**Directions:** All of the lines below are to be transcribed faithfully, with pictures excluded from the copy.

**Recorded data:**
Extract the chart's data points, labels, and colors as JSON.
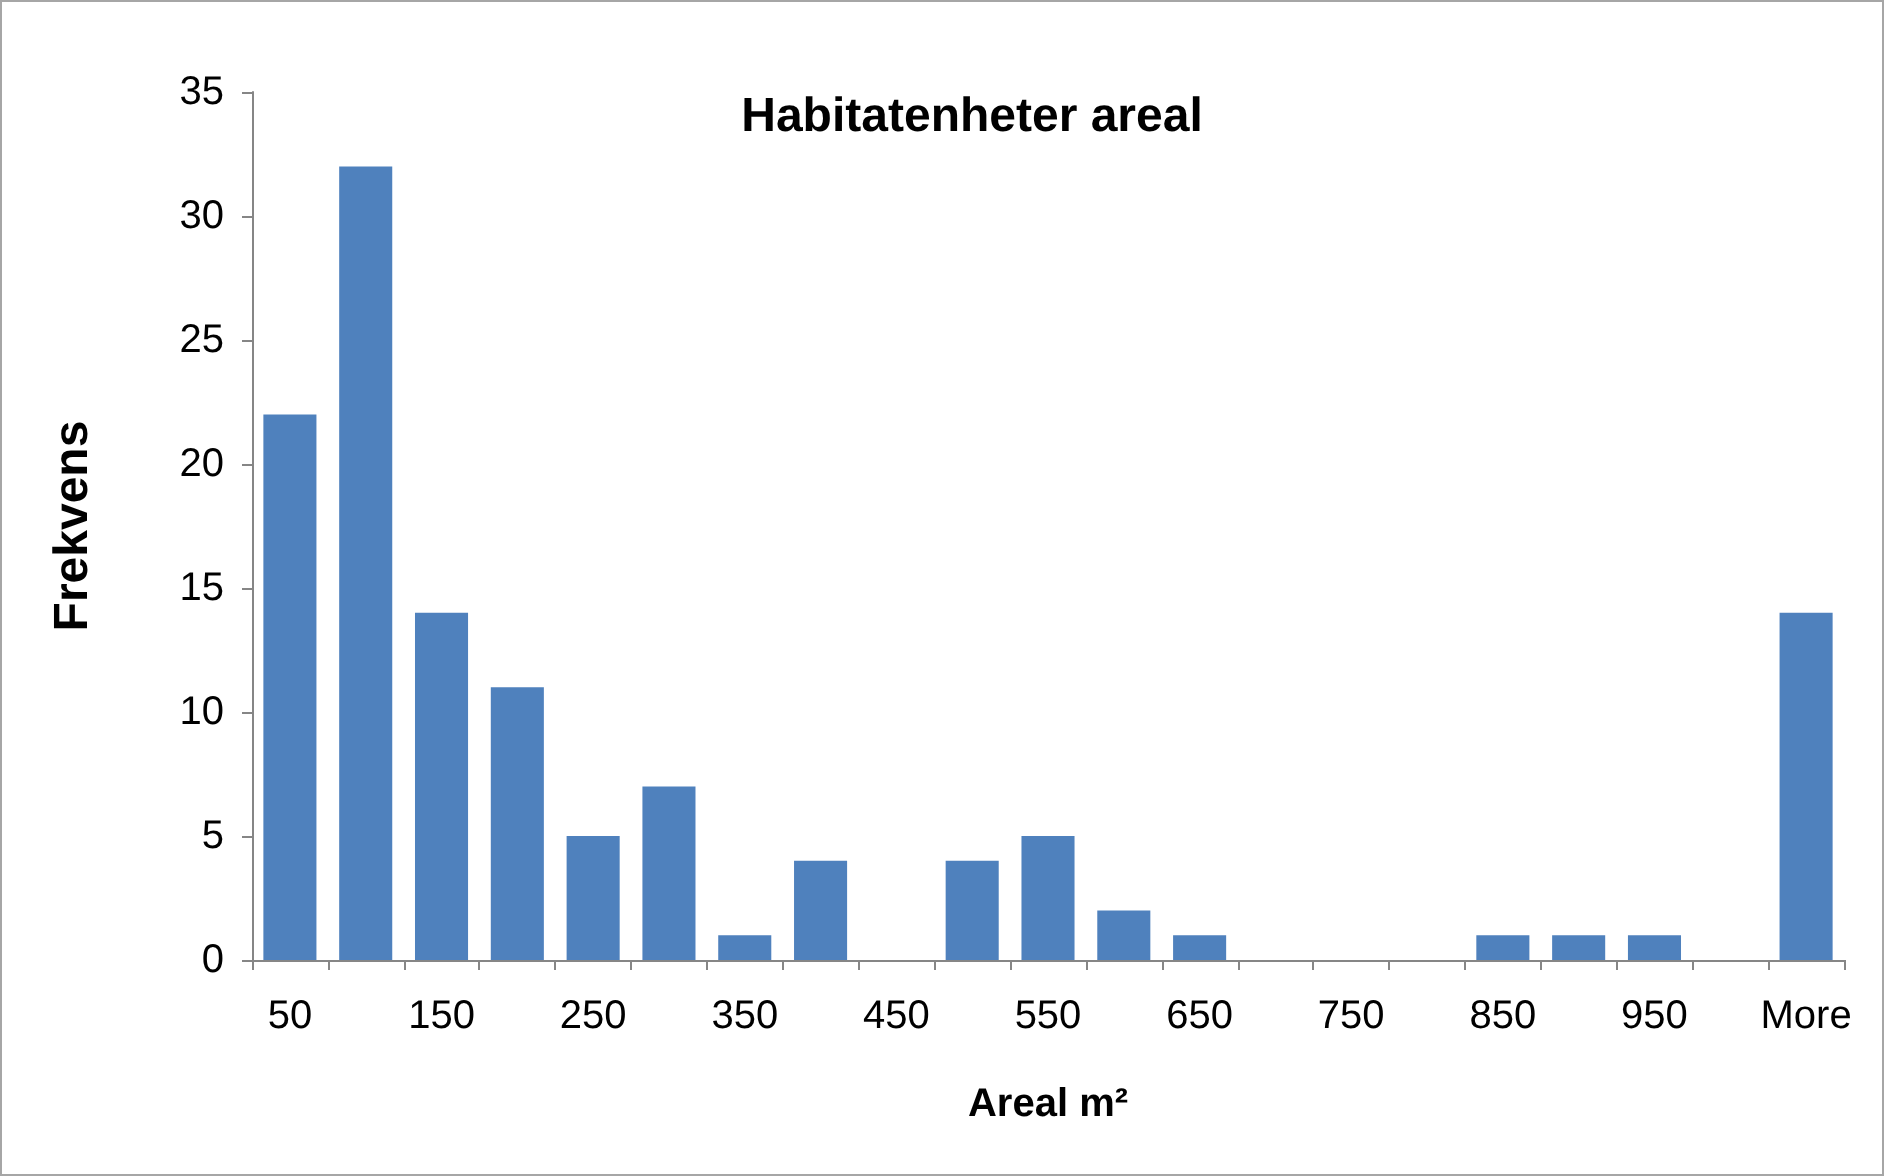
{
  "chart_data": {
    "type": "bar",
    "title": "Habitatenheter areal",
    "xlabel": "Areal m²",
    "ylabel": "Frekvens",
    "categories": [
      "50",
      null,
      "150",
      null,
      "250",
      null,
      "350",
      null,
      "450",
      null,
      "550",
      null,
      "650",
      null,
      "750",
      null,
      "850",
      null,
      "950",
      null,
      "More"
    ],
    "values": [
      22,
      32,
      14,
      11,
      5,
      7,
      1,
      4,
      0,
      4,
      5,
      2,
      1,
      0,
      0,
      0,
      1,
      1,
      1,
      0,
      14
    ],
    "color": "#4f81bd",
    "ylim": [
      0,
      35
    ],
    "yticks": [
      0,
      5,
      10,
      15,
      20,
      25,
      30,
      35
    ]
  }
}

**Complete answer:**
Extract the chart's data points, labels, and colors as JSON.
{
  "chart_data": {
    "type": "bar",
    "title": "Habitatenheter areal",
    "xlabel": "Areal m²",
    "ylabel": "Frekvens",
    "categories": [
      "50",
      null,
      "150",
      null,
      "250",
      null,
      "350",
      null,
      "450",
      null,
      "550",
      null,
      "650",
      null,
      "750",
      null,
      "850",
      null,
      "950",
      null,
      "More"
    ],
    "values": [
      22,
      32,
      14,
      11,
      5,
      7,
      1,
      4,
      0,
      4,
      5,
      2,
      1,
      0,
      0,
      0,
      1,
      1,
      1,
      0,
      14
    ],
    "color": "#4f81bd",
    "ylim": [
      0,
      35
    ],
    "yticks": [
      0,
      5,
      10,
      15,
      20,
      25,
      30,
      35
    ]
  }
}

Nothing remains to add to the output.